Short task
Pictures should be excluded; otherwise, copy every entry exactly.

(Dataset records)
--- Begin ---

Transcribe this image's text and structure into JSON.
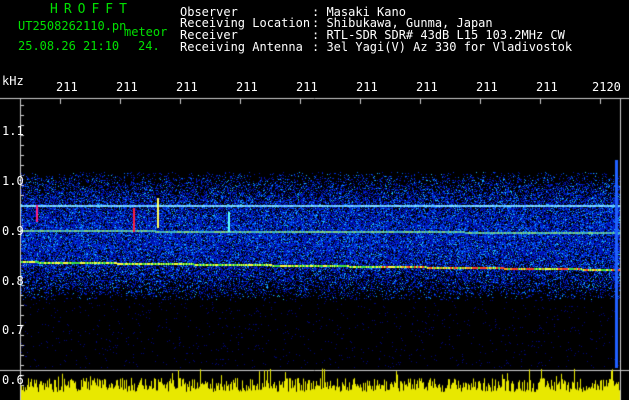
{
  "header": {
    "app_title": "HROFFT",
    "file_name": "UT2508262110.pn",
    "mode": "meteor",
    "datetime": "25.08.26 21:10",
    "extra": "24.",
    "fields": [
      {
        "label": "Observer",
        "value": ": Masaki Kano"
      },
      {
        "label": "Receiving Location",
        "value": ": Shibukawa, Gunma, Japan"
      },
      {
        "label": "Receiver",
        "value": ": RTL-SDR SDR# 43dB L15 103.2MHz CW"
      },
      {
        "label": "Receiving Antenna",
        "value": ": 3el Yagi(V) Az 330 for Vladivostok"
      }
    ]
  },
  "axis": {
    "unit": "kHz",
    "time_ticks": [
      "211",
      "211",
      "211",
      "211",
      "211",
      "211",
      "211",
      "211",
      "211",
      "2120"
    ],
    "freq_ticks": [
      "1.1",
      "1.0",
      "0.9",
      "0.8",
      "0.7",
      "0.6"
    ]
  },
  "colors": {
    "label": "#00e000",
    "text": "#ffffff",
    "background": "#000000",
    "noise": "#0018c8",
    "signal": "#ffff00"
  }
}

--- End ---

Solution below
Transcribe this image's text and structure into JSON.
{
  "header": {
    "app_title": "HROFFT",
    "file_name": "UT2508262110.pn",
    "mode": "meteor",
    "datetime": "25.08.26 21:10",
    "extra": "24.",
    "fields": [
      {
        "label": "Observer",
        "value": ": Masaki Kano"
      },
      {
        "label": "Receiving Location",
        "value": ": Shibukawa, Gunma, Japan"
      },
      {
        "label": "Receiver",
        "value": ": RTL-SDR SDR# 43dB L15 103.2MHz CW"
      },
      {
        "label": "Receiving Antenna",
        "value": ": 3el Yagi(V) Az 330 for Vladivostok"
      }
    ]
  },
  "axis": {
    "unit": "kHz",
    "time_ticks": [
      "211",
      "211",
      "211",
      "211",
      "211",
      "211",
      "211",
      "211",
      "211",
      "2120"
    ],
    "freq_ticks": [
      "1.1",
      "1.0",
      "0.9",
      "0.8",
      "0.7",
      "0.6"
    ]
  },
  "colors": {
    "label": "#00e000",
    "text": "#ffffff",
    "background": "#000000",
    "noise": "#0018c8",
    "signal": "#ffff00"
  }
}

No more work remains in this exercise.